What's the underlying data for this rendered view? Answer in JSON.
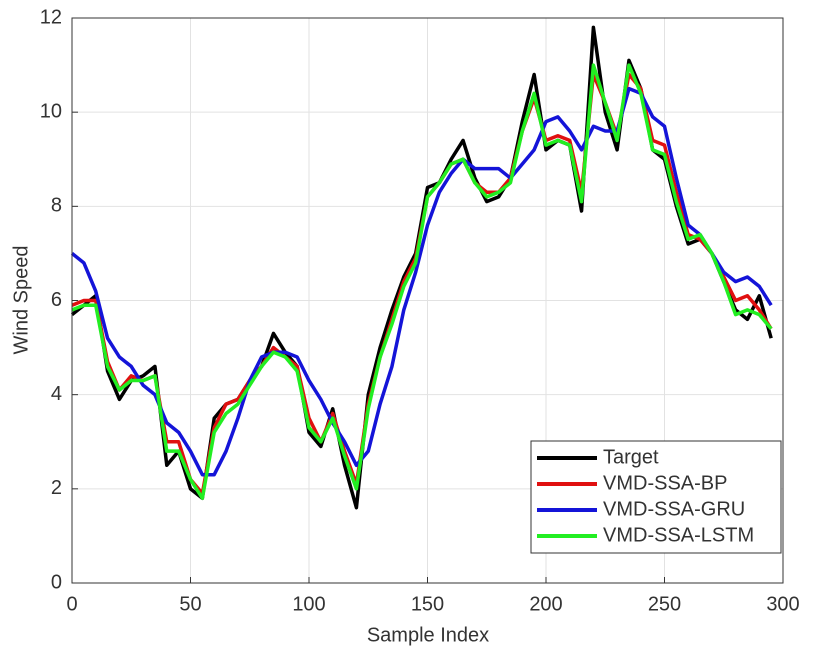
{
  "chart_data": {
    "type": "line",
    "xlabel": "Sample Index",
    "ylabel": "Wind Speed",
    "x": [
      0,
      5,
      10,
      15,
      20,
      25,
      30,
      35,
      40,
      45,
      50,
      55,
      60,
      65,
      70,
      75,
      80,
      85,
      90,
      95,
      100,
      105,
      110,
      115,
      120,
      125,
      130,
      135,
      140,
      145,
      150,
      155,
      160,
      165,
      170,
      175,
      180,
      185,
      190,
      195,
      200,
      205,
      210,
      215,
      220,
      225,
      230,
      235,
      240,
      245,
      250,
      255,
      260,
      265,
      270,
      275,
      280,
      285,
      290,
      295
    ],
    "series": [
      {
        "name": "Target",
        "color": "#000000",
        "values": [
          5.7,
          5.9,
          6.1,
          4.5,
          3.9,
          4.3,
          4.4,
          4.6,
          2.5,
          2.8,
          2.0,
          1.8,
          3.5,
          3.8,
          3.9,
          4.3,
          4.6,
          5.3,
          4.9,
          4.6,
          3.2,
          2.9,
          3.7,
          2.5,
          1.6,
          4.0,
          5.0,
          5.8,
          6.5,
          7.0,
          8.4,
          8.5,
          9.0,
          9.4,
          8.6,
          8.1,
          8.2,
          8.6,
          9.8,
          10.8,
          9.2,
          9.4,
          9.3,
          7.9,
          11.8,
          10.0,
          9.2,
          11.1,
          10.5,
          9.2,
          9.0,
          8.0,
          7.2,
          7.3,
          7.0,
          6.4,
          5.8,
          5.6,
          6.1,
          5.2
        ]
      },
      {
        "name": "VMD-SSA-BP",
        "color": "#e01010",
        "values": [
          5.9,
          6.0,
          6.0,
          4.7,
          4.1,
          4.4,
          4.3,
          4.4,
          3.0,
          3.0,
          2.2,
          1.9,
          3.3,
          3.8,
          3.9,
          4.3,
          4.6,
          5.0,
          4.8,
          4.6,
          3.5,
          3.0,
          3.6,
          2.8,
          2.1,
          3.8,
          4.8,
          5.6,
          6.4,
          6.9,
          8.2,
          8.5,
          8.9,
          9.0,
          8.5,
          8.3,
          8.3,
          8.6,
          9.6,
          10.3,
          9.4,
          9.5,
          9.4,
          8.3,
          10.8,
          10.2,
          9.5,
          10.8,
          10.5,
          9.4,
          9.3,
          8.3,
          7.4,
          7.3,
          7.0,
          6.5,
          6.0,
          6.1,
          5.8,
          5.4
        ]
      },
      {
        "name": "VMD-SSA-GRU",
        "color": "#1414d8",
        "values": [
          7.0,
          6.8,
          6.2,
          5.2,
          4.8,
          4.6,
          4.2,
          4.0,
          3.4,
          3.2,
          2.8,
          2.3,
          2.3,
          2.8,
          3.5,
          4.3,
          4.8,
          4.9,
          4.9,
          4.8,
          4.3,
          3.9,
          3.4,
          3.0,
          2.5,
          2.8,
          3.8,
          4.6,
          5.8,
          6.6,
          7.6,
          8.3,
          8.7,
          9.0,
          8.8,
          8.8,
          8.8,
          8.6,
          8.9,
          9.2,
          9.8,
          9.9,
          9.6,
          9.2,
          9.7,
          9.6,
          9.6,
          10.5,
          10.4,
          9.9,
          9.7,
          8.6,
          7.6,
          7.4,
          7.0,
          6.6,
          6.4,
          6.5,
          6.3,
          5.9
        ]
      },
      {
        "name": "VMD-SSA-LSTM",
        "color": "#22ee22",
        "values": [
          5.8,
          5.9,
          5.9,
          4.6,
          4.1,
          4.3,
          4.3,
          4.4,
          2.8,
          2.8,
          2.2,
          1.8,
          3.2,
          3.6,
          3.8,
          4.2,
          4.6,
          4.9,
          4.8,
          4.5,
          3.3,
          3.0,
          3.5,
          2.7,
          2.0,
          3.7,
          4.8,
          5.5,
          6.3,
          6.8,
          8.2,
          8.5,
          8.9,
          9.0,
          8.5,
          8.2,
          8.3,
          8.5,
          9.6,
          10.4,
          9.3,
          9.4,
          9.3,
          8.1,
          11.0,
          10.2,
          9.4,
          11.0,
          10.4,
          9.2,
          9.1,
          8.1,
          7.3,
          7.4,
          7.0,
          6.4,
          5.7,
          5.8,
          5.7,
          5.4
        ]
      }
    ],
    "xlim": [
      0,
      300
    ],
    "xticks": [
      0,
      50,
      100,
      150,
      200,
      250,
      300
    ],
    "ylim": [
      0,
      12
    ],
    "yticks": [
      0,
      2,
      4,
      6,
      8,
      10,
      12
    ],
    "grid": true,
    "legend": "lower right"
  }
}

━━━━━━

• Goal: From the records above, pull out every line containing the word "color".

• Exercise response:
        "color": "#000000",
        "color": "#e01010",
        "color": "#1414d8",
        "color": "#22ee22",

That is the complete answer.